(Dataset items)

··········

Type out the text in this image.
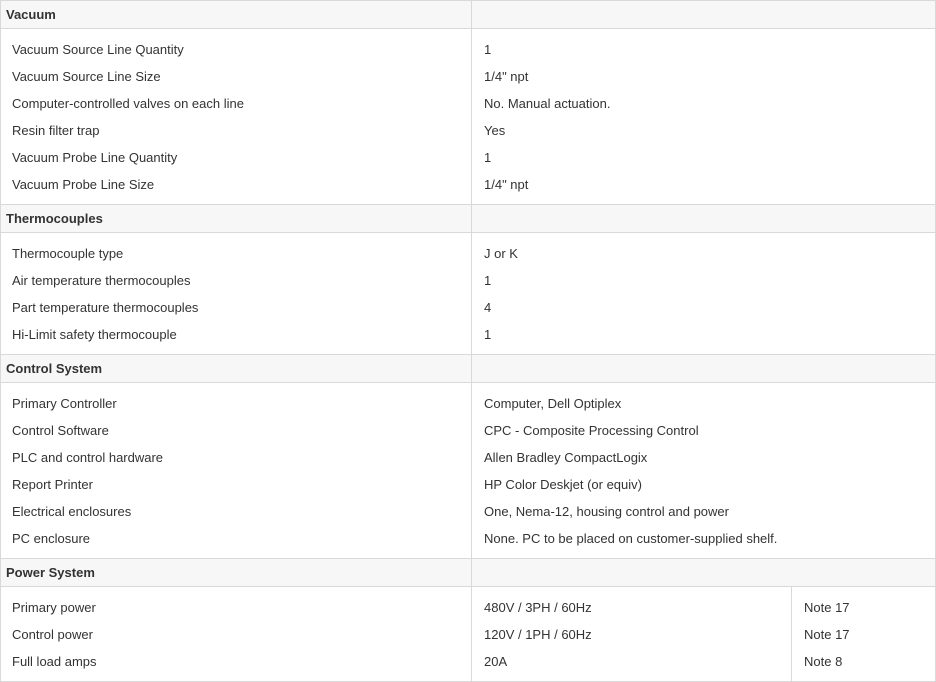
Vacuum		

Vacuum Source Line Quantity	1	
Vacuum Source Line Size	1/4" npt	
Computer-controlled valves on each line	No. Manual actuation.	
Resin filter trap	Yes	
Vacuum Probe Line Quantity	1	
Vacuum Probe Line Size	1/4" npt	

Thermocouples		

Thermocouple type	J or K	
Air temperature thermocouples	1	
Part temperature thermocouples	4	
Hi-Limit safety thermocouple	1	

Control System		

Primary Controller	Computer, Dell Optiplex	
Control Software	CPC - Composite Processing Control	
PLC and control hardware	Allen Bradley CompactLogix	
Report Printer	HP Color Deskjet (or equiv)	
Electrical enclosures	One, Nema-12, housing control and power	
PC enclosure	None. PC to be placed on customer-supplied shelf.	

Power System		

Primary power	480V / 3PH / 60Hz	Note 17
Control power	120V / 1PH / 60Hz	Note 17
Full load amps	20A	Note 8
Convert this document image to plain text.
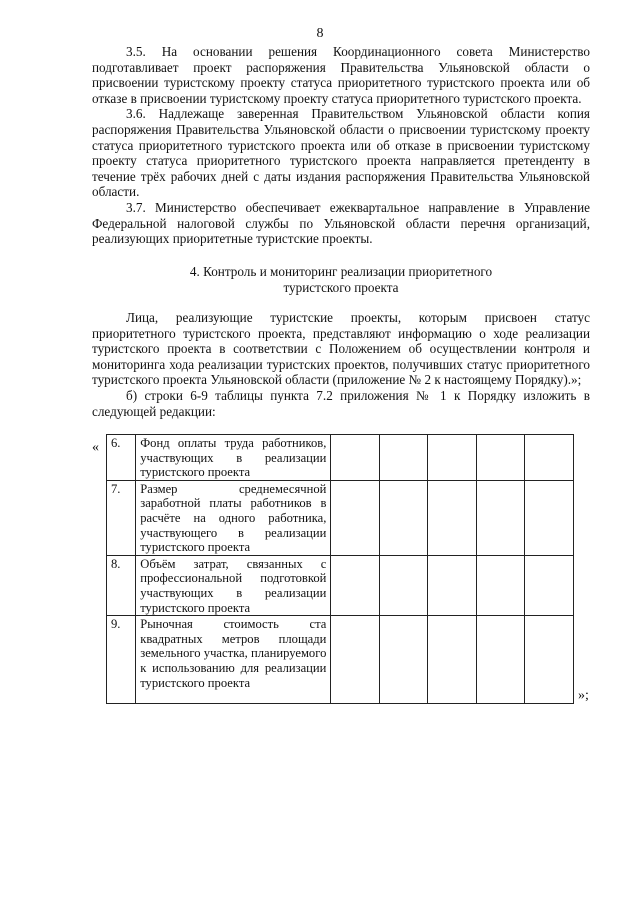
8

3.5. На основании решения Координационного совета Министерство подготавливает проект распоряжения Правительства Ульяновской области о присвоении туристскому проекту статуса приоритетного туристского проекта или об отказе в присвоении туристскому проекту статуса приоритетного туристского проекта.

3.6. Надлежаще заверенная Правительством Ульяновской области копия распоряжения Правительства Ульяновской области о присвоении туристскому проекту статуса приоритетного туристского проекта или об отказе в присвоении туристскому проекту статуса приоритетного туристского проекта направляется претенденту в течение трёх рабочих дней с даты издания распоряжения Правительства Ульяновской области.

3.7. Министерство обеспечивает ежеквартальное направление в Управление Федеральной налоговой службы по Ульяновской области перечня организаций, реализующих приоритетные туристские проекты.

4. Контроль и мониторинг реализации приоритетного
туристского проекта

Лица, реализующие туристские проекты, которым присвоен статус приоритетного туристского проекта, представляют информацию о ходе реализации туристского проекта в соответствии с Положением об осуществлении контроля и мониторинга хода реализации туристских проектов, получивших статус приоритетного туристского проекта Ульяновской области (приложение № 2 к настоящему Порядку).»;

б) строки 6-9 таблицы пункта 7.2 приложения № 1 к Порядку изложить в следующей редакции:

« 6.	Фонд оплаты труда работников, участвующих в реализации туристского проекта					
7.	Размер среднемесячной заработной платы работников в расчёте на одного работника, участвующего в реализации туристского проекта					
8.	Объём затрат, связанных с профессиональной подготовкой участвующих в реализации туристского проекта					
9.	Рыночная стоимость ста квадратных метров площади земельного участка, планируемого к использованию для реализации туристского проекта					
»;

··········

◆ What to produce: Return every line of the records exactly as given, pictures excluded.

◆ Response to this exercise:
Type out the text in this image.
Vacuum		

Vacuum Source Line Quantity	1	
Vacuum Source Line Size	1/4" npt	
Computer-controlled valves on each line	No. Manual actuation.	
Resin filter trap	Yes	
Vacuum Probe Line Quantity	1	
Vacuum Probe Line Size	1/4" npt	

Thermocouples		

Thermocouple type	J or K	
Air temperature thermocouples	1	
Part temperature thermocouples	4	
Hi-Limit safety thermocouple	1	

Control System		

Primary Controller	Computer, Dell Optiplex	
Control Software	CPC - Composite Processing Control	
PLC and control hardware	Allen Bradley CompactLogix	
Report Printer	HP Color Deskjet (or equiv)	
Electrical enclosures	One, Nema-12, housing control and power	
PC enclosure	None. PC to be placed on customer-supplied shelf.	

Power System		

Primary power	480V / 3PH / 60Hz	Note 17
Control power	120V / 1PH / 60Hz	Note 17
Full load amps	20A	Note 8
Convert this document image to plain text.
8

3.5. На основании решения Координационного совета Министерство подготавливает проект распоряжения Правительства Ульяновской области о присвоении туристскому проекту статуса приоритетного туристского проекта или об отказе в присвоении туристскому проекту статуса приоритетного туристского проекта.

3.6. Надлежаще заверенная Правительством Ульяновской области копия распоряжения Правительства Ульяновской области о присвоении туристскому проекту статуса приоритетного туристского проекта или об отказе в присвоении туристскому проекту статуса приоритетного туристского проекта направляется претенденту в течение трёх рабочих дней с даты издания распоряжения Правительства Ульяновской области.

3.7. Министерство обеспечивает ежеквартальное направление в Управление Федеральной налоговой службы по Ульяновской области перечня организаций, реализующих приоритетные туристские проекты.

4. Контроль и мониторинг реализации приоритетного
туристского проекта

Лица, реализующие туристские проекты, которым присвоен статус приоритетного туристского проекта, представляют информацию о ходе реализации туристского проекта в соответствии с Положением об осуществлении контроля и мониторинга хода реализации туристских проектов, получивших статус приоритетного туристского проекта Ульяновской области (приложение № 2 к настоящему Порядку).»;

б) строки 6-9 таблицы пункта 7.2 приложения № 1 к Порядку изложить в следующей редакции:

« 6.	Фонд оплаты труда работников, участвующих в реализации туристского проекта					
7.	Размер среднемесячной заработной платы работников в расчёте на одного работника, участвующего в реализации туристского проекта					
8.	Объём затрат, связанных с профессиональной подготовкой участвующих в реализации туристского проекта					
9.	Рыночная стоимость ста квадратных метров площади земельного участка, планируемого к использованию для реализации туристского проекта					
»;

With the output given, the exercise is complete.